◆ **Entries supplied**:
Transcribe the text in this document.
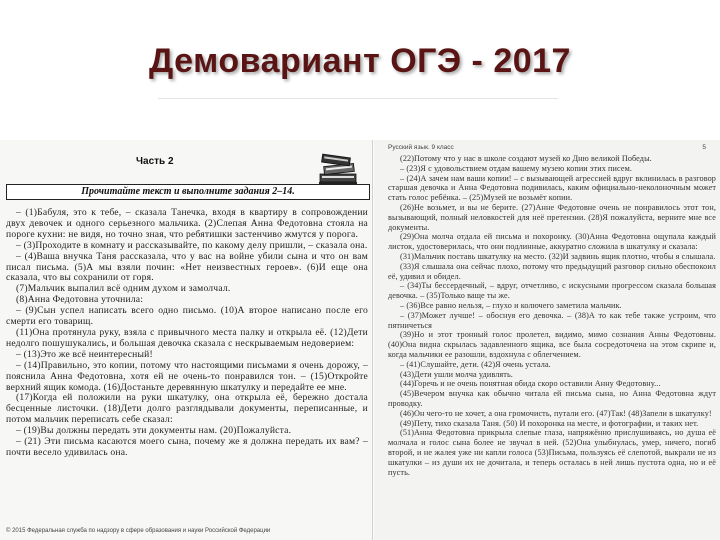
Демовариант ОГЭ - 2017
Часть 2
Прочитайте текст и выполните задания 2–14.

– (1)Бабуля, это к тебе, – сказала Танечка, входя в квартиру в сопровождении двух девочек и одного серьезного мальчика. (2)Слепая Анна Федотовна стояла на пороге кухни: не видя, но точно зная, что ребятишки застенчиво жмутся у порога.

– (3)Проходите в комнату и рассказывайте, по какому делу пришли, – сказала она.

– (4)Ваша внучка Таня рассказала, что у вас на войне убили сына и что он вам писал письма. (5)А мы взяли почин: «Нет неизвестных героев». (6)И еще она сказала, что вы сохранили от горя.

(7)Мальчик выпалил всё одним духом и замолчал.

(8)Анна Федотовна уточнила:

– (9)Сын успел написать всего одно письмо. (10)А второе написано после его смерти его товарищ.

(11)Она протянула руку, взяла с привычного места палку и открыла её. (12)Дети недолго пошушукались, и большая девочка сказала с нескрываемым недоверием:

– (13)Это же всё неинтересный!

– (14)Правильно, это копии, потому что настоящими письмами я очень дорожу, – пояснила Анна Федотовна, хотя ей не очень-то понравился тон. – (15)Откройте верхний ящик комода. (16)Достаньте деревянную шкатулку и передайте ее мне.

(17)Когда ей положили на руки шкатулку, она открыла её, бережно достала бесценные листочки. (18)Дети долго разглядывали документы, переписанные, и потом мальчик переписать себе сказал:

– (19)Вы должны передать эти документы нам. (20)Пожалуйста.

– (21) Эти письма касаются моего сына, почему же я должна передать их вам? – почти весело удивилась она.

© 2015 Федеральная служба по надзору в сфере образования и науки Российской Федерации
Русский язык. 9 класс	5

(22)Потому что у нас в школе создают музей ко Дню великой Победы.

– (23)Я с удовольствием отдам вашему музею копии этих писем.

– (24)А зачем нам ваши копии! – с вызывающей агрессией вдруг вклинилась в разговор старшая девочка и Анна Федотовна подивилась, каким официально-неколоночным может стать голос ребёнка. – (25)Музей не возьмёт копии.

(26)Не возьмет, и вы не берите. (27)Анне Федотовне очень не понравилось этот тон, вызывающий, полный неловкостей для неё претензии. (28)Я пожалуйста, верните мне все документы.

(29)Она молча отдала ей письма и похоронку. (30)Анна Федотовна ощупала каждый листок, удостоверилась, что они подлинные, аккуратно сложила в шкатулку и сказала:

(31)Мальчик поставь шкатулку на место. (32)И задвинь ящик плотно, чтобы я слышала.

(33)Я слышала она сейчас плохо, потому что предыдущий разговор сильно обеспокоил её, удивил и обидел.

– (34)Ты бессердечный, – вдруг, отчетливо, с искусными прогрессом сказала большая девочка. – (35)Только ваще ты же.

– (36)Все равно нельзя, – глухо и колючего заметила мальчик.

– (37)Может лучше! – обоснуя его девочка. – (38)А то как тебе также устроим, что пятничеться

(39)Но и этот тронный голос пролетел, видимо, мимо сознания Анны Федотовны. (40)Она видна скрылась задавленного ящика, все была сосредоточена на этом скрипе и, когда мальчики ее разошли, вздохнула с облегчением.

– (41)Слушайте, дети. (42)Я очень устала.

(43)Дети ушли молча удивлять.

(44)Горечь и не очень понятная обида скоро оставили Анну Федотовну...

(45)Вечером внучка как обычно читала ей письма сына, но Анна Федотовна ждут проводку.

(46)Он чего-то не хочет, а она громочисть, путали его. (47)Так! (48)Запели в шкатулку!

(49)Пету, тихо сказала Таня. (50) И похоронка на месте, и фотографии, и таких нет.

(51)Анна Федотовна прикрыла слепые глаза, напряжённо прислушиваясь, но душа её молчала и голос сына более не звучал в ней. (52)Она улыбнулась, умер, ничего, погиб второй, и не жалея уже ни капли голоса (53)Письма, пользуясь её слепотой, выкрали не из шкатулки – из души их не дочитала, и теперь осталась в ней лишь пустота одна, но и её пусть.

◆ **Instruction**:
Check each line of the records above for "внучка", and copy those that have it.

◆ **Solved problem**:
– (4)Ваша внучка Таня рассказала, что у вас на войне убили сына и что он вам писал письма. (5)А мы взяли почин: «Нет неизвестных героев». (6)И еще она сказала, что вы сохранили от горя.
(45)Вечером внучка как обычно читала ей письма сына, но Анна Федотовна ждут проводку.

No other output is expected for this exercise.